## Aim
Among the entries below, count the lines where the string "bump" occurs, and give only the number.

## Records from a data collection
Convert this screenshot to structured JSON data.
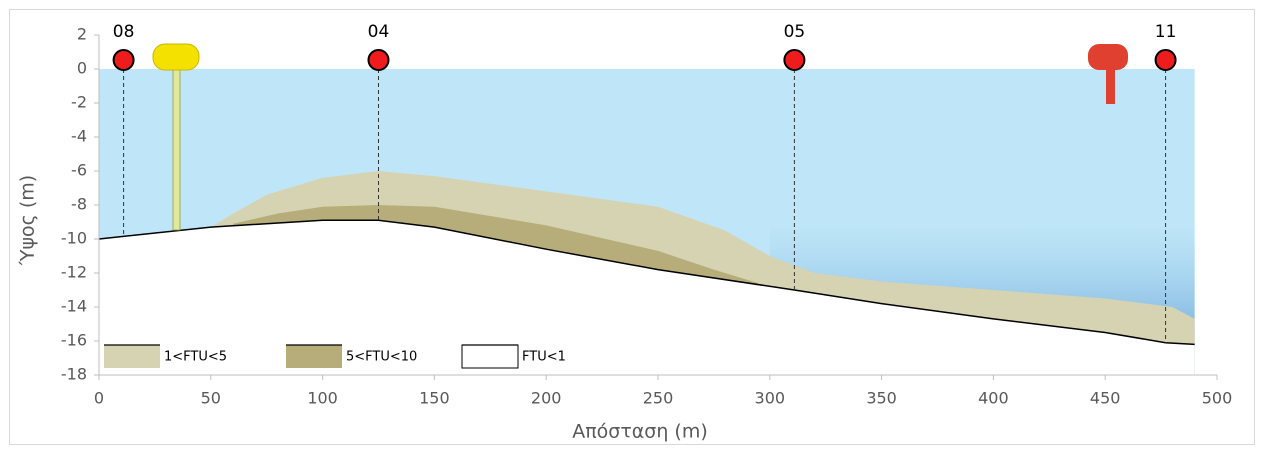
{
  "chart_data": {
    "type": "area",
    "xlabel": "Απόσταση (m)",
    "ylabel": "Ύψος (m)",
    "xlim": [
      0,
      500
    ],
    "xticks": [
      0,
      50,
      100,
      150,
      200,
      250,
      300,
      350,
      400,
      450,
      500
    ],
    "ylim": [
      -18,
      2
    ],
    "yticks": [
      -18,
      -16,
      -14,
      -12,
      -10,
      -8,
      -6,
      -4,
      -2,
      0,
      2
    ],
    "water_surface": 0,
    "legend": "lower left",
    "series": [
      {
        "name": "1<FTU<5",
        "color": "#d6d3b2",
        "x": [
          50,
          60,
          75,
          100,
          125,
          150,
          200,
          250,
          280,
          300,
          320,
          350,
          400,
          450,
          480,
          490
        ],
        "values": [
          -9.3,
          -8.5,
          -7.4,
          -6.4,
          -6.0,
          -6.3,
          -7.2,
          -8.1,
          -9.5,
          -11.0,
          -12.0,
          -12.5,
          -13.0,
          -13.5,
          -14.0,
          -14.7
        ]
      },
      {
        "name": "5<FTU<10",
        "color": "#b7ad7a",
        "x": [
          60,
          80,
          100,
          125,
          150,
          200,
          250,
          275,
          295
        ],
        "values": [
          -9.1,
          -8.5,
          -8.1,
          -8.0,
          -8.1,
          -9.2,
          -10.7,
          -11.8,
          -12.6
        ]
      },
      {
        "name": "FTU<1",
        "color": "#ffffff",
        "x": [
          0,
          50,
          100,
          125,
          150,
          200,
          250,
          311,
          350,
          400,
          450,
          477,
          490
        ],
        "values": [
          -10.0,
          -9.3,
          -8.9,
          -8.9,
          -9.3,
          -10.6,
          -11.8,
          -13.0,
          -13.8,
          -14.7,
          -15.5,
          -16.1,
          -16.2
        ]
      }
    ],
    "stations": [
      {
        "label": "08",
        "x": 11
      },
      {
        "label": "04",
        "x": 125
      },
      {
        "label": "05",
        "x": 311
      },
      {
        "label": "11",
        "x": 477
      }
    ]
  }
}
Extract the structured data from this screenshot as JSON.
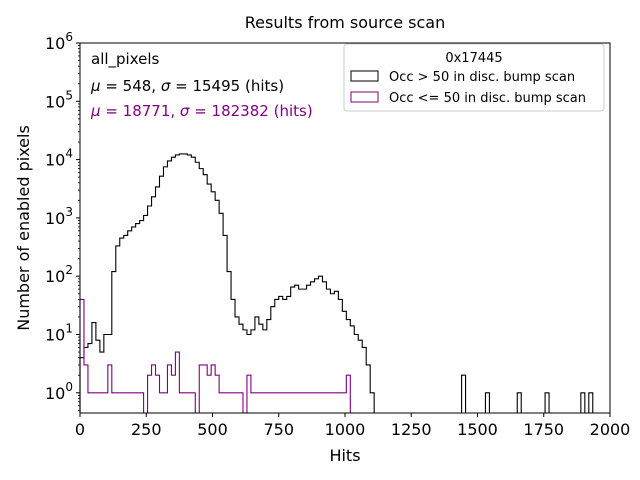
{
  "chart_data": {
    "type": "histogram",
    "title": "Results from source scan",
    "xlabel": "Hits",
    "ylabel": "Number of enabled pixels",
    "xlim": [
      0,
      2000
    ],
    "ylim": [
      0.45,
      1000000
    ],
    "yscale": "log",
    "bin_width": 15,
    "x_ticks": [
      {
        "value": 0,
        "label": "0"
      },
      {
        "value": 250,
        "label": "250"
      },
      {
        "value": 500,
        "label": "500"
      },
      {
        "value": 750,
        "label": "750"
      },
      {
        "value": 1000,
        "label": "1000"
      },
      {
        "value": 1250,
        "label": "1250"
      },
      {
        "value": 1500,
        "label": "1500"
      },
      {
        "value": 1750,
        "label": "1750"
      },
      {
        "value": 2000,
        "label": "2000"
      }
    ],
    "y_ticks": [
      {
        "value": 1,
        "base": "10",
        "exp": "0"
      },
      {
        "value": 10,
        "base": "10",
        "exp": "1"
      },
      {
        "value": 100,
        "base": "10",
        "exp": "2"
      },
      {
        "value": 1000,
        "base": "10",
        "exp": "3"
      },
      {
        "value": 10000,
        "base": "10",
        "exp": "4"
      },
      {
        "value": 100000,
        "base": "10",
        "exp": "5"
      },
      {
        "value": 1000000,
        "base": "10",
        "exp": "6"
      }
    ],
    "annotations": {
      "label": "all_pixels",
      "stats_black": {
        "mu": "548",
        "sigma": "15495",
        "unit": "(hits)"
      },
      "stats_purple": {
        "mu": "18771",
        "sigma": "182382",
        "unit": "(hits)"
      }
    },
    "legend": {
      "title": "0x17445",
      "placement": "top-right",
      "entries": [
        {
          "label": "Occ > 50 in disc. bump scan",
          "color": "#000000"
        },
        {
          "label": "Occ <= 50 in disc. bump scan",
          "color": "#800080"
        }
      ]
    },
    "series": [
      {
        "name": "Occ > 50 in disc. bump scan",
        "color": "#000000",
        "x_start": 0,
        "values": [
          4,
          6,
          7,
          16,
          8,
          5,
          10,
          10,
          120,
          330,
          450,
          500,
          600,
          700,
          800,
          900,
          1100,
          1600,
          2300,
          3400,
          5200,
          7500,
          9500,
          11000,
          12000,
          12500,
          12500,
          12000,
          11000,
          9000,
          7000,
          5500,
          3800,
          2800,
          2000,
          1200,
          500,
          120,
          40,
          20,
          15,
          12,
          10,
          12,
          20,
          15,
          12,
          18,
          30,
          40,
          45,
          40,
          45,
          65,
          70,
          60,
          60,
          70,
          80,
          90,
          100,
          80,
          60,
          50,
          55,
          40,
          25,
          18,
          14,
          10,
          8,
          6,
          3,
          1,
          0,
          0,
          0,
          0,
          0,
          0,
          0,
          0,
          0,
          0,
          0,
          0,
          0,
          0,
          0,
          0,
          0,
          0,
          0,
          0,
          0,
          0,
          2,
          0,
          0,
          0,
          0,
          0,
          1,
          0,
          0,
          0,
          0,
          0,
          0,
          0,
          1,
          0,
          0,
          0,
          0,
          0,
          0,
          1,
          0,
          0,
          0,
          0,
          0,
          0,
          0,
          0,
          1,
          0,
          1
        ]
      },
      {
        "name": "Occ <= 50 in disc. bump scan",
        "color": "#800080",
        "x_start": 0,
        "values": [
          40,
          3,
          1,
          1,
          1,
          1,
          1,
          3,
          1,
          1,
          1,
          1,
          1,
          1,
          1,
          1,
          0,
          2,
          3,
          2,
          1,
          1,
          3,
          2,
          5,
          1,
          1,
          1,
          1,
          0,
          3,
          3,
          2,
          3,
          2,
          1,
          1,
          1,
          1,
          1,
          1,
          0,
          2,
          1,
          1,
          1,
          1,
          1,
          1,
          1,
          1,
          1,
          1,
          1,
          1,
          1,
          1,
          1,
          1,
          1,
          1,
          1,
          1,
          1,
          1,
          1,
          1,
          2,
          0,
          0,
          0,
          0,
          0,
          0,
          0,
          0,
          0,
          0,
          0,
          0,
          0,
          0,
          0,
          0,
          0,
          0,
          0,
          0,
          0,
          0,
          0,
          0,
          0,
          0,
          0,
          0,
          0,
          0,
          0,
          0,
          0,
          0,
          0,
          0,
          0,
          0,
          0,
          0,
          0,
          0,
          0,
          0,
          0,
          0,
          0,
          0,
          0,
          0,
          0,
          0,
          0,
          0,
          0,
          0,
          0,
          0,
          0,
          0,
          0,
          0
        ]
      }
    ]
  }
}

## Full response
4